- [Data to use]
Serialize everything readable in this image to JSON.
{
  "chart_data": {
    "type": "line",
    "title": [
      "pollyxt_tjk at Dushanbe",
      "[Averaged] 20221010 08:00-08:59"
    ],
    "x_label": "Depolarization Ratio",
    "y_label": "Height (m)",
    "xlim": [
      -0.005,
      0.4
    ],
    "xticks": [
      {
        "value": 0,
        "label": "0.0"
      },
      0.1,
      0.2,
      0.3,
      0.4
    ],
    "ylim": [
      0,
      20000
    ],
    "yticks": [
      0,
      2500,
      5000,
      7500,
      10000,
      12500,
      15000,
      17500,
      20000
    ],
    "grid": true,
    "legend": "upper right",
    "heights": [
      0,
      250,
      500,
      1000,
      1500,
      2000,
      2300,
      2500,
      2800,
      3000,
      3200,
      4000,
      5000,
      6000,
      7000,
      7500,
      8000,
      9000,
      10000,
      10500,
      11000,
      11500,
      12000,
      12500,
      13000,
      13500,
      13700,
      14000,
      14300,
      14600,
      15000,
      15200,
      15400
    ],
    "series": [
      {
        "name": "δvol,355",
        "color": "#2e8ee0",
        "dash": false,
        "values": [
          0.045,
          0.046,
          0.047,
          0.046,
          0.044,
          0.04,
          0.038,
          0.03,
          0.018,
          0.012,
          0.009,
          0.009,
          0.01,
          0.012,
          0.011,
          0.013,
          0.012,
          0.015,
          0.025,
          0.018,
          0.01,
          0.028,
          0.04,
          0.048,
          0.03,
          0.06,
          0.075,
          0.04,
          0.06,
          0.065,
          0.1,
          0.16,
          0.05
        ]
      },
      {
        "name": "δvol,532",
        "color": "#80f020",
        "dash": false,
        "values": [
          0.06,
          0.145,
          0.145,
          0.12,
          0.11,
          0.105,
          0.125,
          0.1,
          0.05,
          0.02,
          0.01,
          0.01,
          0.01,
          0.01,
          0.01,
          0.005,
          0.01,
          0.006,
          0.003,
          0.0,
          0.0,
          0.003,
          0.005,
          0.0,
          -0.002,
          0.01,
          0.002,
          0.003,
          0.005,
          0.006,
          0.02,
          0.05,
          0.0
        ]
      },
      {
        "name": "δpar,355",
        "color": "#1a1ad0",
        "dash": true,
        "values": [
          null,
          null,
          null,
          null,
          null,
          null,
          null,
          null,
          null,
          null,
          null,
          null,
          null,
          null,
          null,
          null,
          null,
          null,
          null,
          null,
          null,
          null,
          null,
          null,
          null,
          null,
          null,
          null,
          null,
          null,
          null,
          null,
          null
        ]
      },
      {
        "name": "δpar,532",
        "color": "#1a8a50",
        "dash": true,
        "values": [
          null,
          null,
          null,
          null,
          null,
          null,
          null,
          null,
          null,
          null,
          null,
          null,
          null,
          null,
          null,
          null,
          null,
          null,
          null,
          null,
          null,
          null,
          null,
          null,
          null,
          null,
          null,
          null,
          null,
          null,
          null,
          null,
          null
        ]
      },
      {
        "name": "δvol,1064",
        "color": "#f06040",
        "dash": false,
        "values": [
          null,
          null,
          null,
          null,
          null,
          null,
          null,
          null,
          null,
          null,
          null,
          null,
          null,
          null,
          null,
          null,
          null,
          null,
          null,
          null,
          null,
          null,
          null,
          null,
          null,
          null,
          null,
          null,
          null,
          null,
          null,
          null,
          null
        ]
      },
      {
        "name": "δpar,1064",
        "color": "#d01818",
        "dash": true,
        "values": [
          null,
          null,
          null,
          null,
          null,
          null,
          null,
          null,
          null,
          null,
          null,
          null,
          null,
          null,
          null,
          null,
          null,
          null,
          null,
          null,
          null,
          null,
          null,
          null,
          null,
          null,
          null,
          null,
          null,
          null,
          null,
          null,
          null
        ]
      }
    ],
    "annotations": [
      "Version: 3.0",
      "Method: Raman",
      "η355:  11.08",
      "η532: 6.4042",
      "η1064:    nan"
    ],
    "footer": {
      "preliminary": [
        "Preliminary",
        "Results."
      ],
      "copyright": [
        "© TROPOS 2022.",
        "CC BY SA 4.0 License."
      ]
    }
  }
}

- [What needs to be done] Go through the records and copy each line with "δpar" in it.

- [Exercise response]
        "name": "δpar,355",
        "name": "δpar,532",
        "name": "δpar,1064",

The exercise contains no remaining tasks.